:: Requirement ::
Report, word for word, every line of the material that contains "text".

:: Data for processing ::
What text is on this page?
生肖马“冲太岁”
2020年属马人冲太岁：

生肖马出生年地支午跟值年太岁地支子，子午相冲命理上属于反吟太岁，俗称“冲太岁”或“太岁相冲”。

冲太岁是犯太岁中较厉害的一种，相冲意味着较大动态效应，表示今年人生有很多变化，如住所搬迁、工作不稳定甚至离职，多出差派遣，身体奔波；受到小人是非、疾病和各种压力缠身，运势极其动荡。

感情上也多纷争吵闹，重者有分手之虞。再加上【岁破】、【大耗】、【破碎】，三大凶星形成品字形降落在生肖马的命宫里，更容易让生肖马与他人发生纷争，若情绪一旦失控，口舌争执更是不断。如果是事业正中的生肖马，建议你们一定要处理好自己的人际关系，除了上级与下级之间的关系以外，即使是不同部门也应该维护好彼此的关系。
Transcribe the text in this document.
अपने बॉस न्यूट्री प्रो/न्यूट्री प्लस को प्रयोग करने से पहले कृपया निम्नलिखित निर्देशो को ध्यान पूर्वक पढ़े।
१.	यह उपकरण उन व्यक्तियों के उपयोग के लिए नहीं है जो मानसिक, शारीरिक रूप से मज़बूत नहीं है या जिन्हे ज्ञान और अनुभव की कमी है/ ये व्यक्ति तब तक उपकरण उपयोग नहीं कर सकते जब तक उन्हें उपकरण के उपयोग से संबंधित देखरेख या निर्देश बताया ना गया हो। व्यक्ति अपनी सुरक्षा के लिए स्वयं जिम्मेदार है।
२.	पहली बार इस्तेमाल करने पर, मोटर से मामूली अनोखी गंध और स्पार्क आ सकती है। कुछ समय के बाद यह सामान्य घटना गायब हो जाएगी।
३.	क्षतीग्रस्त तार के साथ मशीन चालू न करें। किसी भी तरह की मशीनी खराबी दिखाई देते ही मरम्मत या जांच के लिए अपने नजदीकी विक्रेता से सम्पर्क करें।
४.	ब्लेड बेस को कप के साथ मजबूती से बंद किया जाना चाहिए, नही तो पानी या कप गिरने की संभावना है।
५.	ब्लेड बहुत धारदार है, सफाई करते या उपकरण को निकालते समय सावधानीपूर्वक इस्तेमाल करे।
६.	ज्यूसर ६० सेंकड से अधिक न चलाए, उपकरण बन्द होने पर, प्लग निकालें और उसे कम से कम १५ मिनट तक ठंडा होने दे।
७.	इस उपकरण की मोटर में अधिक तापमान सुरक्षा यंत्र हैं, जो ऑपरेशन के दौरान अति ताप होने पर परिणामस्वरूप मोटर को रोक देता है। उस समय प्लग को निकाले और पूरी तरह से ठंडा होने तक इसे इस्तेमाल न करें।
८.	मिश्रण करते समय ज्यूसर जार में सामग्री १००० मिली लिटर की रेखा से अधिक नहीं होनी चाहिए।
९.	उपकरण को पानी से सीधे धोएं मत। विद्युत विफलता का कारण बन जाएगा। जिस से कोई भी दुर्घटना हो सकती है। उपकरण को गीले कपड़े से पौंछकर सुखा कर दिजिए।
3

:: Full output ::
What text is on this page?
Transcribe the text in this document.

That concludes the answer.